> **WRITTEN TASK**:
Would you quote the material below in full and unchanged?
━━━━━ DATASET EXTRACT ━━━━━
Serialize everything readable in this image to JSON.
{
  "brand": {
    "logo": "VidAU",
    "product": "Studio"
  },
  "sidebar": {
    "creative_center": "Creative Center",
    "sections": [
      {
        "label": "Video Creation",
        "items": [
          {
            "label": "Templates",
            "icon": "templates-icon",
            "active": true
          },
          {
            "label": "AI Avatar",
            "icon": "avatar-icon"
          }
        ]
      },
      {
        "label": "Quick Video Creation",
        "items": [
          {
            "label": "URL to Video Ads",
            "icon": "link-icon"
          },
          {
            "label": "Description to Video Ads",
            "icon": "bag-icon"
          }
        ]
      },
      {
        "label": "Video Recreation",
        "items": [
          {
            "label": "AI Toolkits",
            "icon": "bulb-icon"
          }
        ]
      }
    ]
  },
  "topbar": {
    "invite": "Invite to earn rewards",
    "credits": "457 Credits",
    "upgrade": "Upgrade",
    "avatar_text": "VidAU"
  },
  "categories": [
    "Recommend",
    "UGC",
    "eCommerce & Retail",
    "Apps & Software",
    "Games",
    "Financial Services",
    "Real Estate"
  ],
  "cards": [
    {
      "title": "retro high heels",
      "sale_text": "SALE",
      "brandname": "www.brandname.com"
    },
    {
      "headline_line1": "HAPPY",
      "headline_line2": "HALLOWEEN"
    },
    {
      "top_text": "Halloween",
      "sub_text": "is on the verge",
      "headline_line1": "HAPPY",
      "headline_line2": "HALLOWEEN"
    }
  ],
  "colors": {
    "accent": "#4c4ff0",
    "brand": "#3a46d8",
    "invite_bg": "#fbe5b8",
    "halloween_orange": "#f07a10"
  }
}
━━━━━
> **SOLUTION FOR THIS TASK**:
Serialize everything readable in this image to JSON.
{
  "brand": {
    "logo": "VidAU",
    "product": "Studio"
  },
  "sidebar": {
    "creative_center": "Creative Center",
    "sections": [
      {
        "label": "Video Creation",
        "items": [
          {
            "label": "Templates",
            "icon": "templates-icon",
            "active": true
          },
          {
            "label": "AI Avatar",
            "icon": "avatar-icon"
          }
        ]
      },
      {
        "label": "Quick Video Creation",
        "items": [
          {
            "label": "URL to Video Ads",
            "icon": "link-icon"
          },
          {
            "label": "Description to Video Ads",
            "icon": "bag-icon"
          }
        ]
      },
      {
        "label": "Video Recreation",
        "items": [
          {
            "label": "AI Toolkits",
            "icon": "bulb-icon"
          }
        ]
      }
    ]
  },
  "topbar": {
    "invite": "Invite to earn rewards",
    "credits": "457 Credits",
    "upgrade": "Upgrade",
    "avatar_text": "VidAU"
  },
  "categories": [
    "Recommend",
    "UGC",
    "eCommerce & Retail",
    "Apps & Software",
    "Games",
    "Financial Services",
    "Real Estate"
  ],
  "cards": [
    {
      "title": "retro high heels",
      "sale_text": "SALE",
      "brandname": "www.brandname.com"
    },
    {
      "headline_line1": "HAPPY",
      "headline_line2": "HALLOWEEN"
    },
    {
      "top_text": "Halloween",
      "sub_text": "is on the verge",
      "headline_line1": "HAPPY",
      "headline_line2": "HALLOWEEN"
    }
  ],
  "colors": {
    "accent": "#4c4ff0",
    "brand": "#3a46d8",
    "invite_bg": "#fbe5b8",
    "halloween_orange": "#f07a10"
  }
}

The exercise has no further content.